What the task asks: Reproduce all entries precisely, down to the last character.

● ● ● ● ●

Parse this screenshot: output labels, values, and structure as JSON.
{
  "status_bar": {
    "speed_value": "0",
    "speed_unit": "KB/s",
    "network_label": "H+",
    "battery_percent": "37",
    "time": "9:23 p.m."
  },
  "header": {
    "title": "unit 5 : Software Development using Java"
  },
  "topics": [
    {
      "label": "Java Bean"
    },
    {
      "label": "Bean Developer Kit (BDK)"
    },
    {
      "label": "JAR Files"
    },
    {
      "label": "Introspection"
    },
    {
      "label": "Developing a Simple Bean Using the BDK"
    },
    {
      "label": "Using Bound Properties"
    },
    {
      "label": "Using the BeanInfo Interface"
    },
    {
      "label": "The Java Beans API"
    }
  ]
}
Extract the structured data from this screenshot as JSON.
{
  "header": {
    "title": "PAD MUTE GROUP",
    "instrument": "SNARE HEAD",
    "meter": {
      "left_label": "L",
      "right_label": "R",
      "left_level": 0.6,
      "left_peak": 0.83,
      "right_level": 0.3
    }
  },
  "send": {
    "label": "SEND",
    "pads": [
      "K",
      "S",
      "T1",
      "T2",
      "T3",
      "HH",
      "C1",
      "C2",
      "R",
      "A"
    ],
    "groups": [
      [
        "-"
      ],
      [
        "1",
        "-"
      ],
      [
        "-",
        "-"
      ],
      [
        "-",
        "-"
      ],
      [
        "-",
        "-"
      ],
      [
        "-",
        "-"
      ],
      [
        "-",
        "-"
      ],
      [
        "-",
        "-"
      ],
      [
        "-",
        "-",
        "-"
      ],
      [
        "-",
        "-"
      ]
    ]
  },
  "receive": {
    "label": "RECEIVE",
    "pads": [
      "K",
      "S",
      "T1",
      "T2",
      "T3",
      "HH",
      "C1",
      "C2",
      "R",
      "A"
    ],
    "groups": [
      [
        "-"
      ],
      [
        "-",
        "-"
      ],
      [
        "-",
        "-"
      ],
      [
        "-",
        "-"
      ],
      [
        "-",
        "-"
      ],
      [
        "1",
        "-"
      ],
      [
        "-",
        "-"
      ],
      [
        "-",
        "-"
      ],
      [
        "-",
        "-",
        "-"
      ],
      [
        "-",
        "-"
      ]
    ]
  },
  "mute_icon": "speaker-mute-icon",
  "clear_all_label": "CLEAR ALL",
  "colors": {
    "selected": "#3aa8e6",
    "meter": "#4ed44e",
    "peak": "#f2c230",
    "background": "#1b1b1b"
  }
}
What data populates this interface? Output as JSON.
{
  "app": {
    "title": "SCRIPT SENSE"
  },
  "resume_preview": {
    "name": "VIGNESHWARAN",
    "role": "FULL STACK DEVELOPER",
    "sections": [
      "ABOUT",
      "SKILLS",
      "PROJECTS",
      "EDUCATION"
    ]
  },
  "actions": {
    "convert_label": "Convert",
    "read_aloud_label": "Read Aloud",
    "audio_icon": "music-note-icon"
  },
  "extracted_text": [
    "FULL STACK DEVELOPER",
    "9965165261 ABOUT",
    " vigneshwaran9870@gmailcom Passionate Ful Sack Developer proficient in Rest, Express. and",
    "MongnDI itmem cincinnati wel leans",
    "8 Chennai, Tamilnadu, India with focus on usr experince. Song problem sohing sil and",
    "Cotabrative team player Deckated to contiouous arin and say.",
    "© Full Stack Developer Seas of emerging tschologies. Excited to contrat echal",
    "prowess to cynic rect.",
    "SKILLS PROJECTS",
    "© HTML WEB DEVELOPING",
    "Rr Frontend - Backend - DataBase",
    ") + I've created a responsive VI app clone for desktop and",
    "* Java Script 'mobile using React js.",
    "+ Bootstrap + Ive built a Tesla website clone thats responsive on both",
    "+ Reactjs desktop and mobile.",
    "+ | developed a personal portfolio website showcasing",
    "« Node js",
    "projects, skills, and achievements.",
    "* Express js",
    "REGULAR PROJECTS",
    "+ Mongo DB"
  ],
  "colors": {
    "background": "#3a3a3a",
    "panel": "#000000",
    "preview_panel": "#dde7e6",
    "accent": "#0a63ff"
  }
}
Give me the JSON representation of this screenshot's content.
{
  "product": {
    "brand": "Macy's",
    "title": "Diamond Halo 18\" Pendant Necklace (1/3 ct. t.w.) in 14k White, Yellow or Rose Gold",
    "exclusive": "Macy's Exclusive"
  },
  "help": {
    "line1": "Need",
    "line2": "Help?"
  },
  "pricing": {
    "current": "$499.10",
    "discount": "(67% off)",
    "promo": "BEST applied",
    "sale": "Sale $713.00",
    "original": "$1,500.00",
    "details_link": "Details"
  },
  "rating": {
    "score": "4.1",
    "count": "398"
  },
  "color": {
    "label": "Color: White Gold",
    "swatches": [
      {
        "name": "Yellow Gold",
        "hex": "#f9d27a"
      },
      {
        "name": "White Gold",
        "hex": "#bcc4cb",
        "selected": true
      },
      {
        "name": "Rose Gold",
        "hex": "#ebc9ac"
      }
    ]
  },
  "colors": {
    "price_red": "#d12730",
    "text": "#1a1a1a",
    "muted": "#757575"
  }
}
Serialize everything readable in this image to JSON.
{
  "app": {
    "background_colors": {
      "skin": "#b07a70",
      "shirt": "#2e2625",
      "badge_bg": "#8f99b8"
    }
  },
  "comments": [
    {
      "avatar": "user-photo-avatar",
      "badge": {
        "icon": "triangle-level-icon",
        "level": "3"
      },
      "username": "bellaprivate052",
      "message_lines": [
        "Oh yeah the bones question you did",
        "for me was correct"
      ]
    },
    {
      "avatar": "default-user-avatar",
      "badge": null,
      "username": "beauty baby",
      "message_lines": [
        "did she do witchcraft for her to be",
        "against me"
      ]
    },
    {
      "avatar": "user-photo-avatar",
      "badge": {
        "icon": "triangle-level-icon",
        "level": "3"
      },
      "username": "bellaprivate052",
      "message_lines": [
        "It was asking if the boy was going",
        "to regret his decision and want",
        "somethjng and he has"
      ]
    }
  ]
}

● ● ● ● ●

Exercise response:
Parse this screenshot: output labels, values, and structure as JSON.
{
  "status_bar": {
    "speed_value": "0",
    "speed_unit": "KB/s",
    "network_label": "H+",
    "battery_percent": "37",
    "time": "9:23 p.m."
  },
  "header": {
    "title": "unit 5 : Software Development using Java"
  },
  "topics": [
    {
      "label": "Java Bean"
    },
    {
      "label": "Bean Developer Kit (BDK)"
    },
    {
      "label": "JAR Files"
    },
    {
      "label": "Introspection"
    },
    {
      "label": "Developing a Simple Bean Using the BDK"
    },
    {
      "label": "Using Bound Properties"
    },
    {
      "label": "Using the BeanInfo Interface"
    },
    {
      "label": "The Java Beans API"
    }
  ]
}
Extract the structured data from this screenshot as JSON.
{
  "header": {
    "title": "PAD MUTE GROUP",
    "instrument": "SNARE HEAD",
    "meter": {
      "left_label": "L",
      "right_label": "R",
      "left_level": 0.6,
      "left_peak": 0.83,
      "right_level": 0.3
    }
  },
  "send": {
    "label": "SEND",
    "pads": [
      "K",
      "S",
      "T1",
      "T2",
      "T3",
      "HH",
      "C1",
      "C2",
      "R",
      "A"
    ],
    "groups": [
      [
        "-"
      ],
      [
        "1",
        "-"
      ],
      [
        "-",
        "-"
      ],
      [
        "-",
        "-"
      ],
      [
        "-",
        "-"
      ],
      [
        "-",
        "-"
      ],
      [
        "-",
        "-"
      ],
      [
        "-",
        "-"
      ],
      [
        "-",
        "-",
        "-"
      ],
      [
        "-",
        "-"
      ]
    ]
  },
  "receive": {
    "label": "RECEIVE",
    "pads": [
      "K",
      "S",
      "T1",
      "T2",
      "T3",
      "HH",
      "C1",
      "C2",
      "R",
      "A"
    ],
    "groups": [
      [
        "-"
      ],
      [
        "-",
        "-"
      ],
      [
        "-",
        "-"
      ],
      [
        "-",
        "-"
      ],
      [
        "-",
        "-"
      ],
      [
        "1",
        "-"
      ],
      [
        "-",
        "-"
      ],
      [
        "-",
        "-"
      ],
      [
        "-",
        "-",
        "-"
      ],
      [
        "-",
        "-"
      ]
    ]
  },
  "mute_icon": "speaker-mute-icon",
  "clear_all_label": "CLEAR ALL",
  "colors": {
    "selected": "#3aa8e6",
    "meter": "#4ed44e",
    "peak": "#f2c230",
    "background": "#1b1b1b"
  }
}
What data populates this interface? Output as JSON.
{
  "app": {
    "title": "SCRIPT SENSE"
  },
  "resume_preview": {
    "name": "VIGNESHWARAN",
    "role": "FULL STACK DEVELOPER",
    "sections": [
      "ABOUT",
      "SKILLS",
      "PROJECTS",
      "EDUCATION"
    ]
  },
  "actions": {
    "convert_label": "Convert",
    "read_aloud_label": "Read Aloud",
    "audio_icon": "music-note-icon"
  },
  "extracted_text": [
    "FULL STACK DEVELOPER",
    "9965165261 ABOUT",
    " vigneshwaran9870@gmailcom Passionate Ful Sack Developer proficient in Rest, Express. and",
    "MongnDI itmem cincinnati wel leans",
    "8 Chennai, Tamilnadu, India with focus on usr experince. Song problem sohing sil and",
    "Cotabrative team player Deckated to contiouous arin and say.",
    "© Full Stack Developer Seas of emerging tschologies. Excited to contrat echal",
    "prowess to cynic rect.",
    "SKILLS PROJECTS",
    "© HTML WEB DEVELOPING",
    "Rr Frontend - Backend - DataBase",
    ") + I've created a responsive VI app clone for desktop and",
    "* Java Script 'mobile using React js.",
    "+ Bootstrap + Ive built a Tesla website clone thats responsive on both",
    "+ Reactjs desktop and mobile.",
    "+ | developed a personal portfolio website showcasing",
    "« Node js",
    "projects, skills, and achievements.",
    "* Express js",
    "REGULAR PROJECTS",
    "+ Mongo DB"
  ],
  "colors": {
    "background": "#3a3a3a",
    "panel": "#000000",
    "preview_panel": "#dde7e6",
    "accent": "#0a63ff"
  }
}
Give me the JSON representation of this screenshot's content.
{
  "product": {
    "brand": "Macy's",
    "title": "Diamond Halo 18\" Pendant Necklace (1/3 ct. t.w.) in 14k White, Yellow or Rose Gold",
    "exclusive": "Macy's Exclusive"
  },
  "help": {
    "line1": "Need",
    "line2": "Help?"
  },
  "pricing": {
    "current": "$499.10",
    "discount": "(67% off)",
    "promo": "BEST applied",
    "sale": "Sale $713.00",
    "original": "$1,500.00",
    "details_link": "Details"
  },
  "rating": {
    "score": "4.1",
    "count": "398"
  },
  "color": {
    "label": "Color: White Gold",
    "swatches": [
      {
        "name": "Yellow Gold",
        "hex": "#f9d27a"
      },
      {
        "name": "White Gold",
        "hex": "#bcc4cb",
        "selected": true
      },
      {
        "name": "Rose Gold",
        "hex": "#ebc9ac"
      }
    ]
  },
  "colors": {
    "price_red": "#d12730",
    "text": "#1a1a1a",
    "muted": "#757575"
  }
}
Serialize everything readable in this image to JSON.
{
  "app": {
    "background_colors": {
      "skin": "#b07a70",
      "shirt": "#2e2625",
      "badge_bg": "#8f99b8"
    }
  },
  "comments": [
    {
      "avatar": "user-photo-avatar",
      "badge": {
        "icon": "triangle-level-icon",
        "level": "3"
      },
      "username": "bellaprivate052",
      "message_lines": [
        "Oh yeah the bones question you did",
        "for me was correct"
      ]
    },
    {
      "avatar": "default-user-avatar",
      "badge": null,
      "username": "beauty baby",
      "message_lines": [
        "did she do witchcraft for her to be",
        "against me"
      ]
    },
    {
      "avatar": "user-photo-avatar",
      "badge": {
        "icon": "triangle-level-icon",
        "level": "3"
      },
      "username": "bellaprivate052",
      "message_lines": [
        "It was asking if the boy was going",
        "to regret his decision and want",
        "somethjng and he has"
      ]
    }
  ]
}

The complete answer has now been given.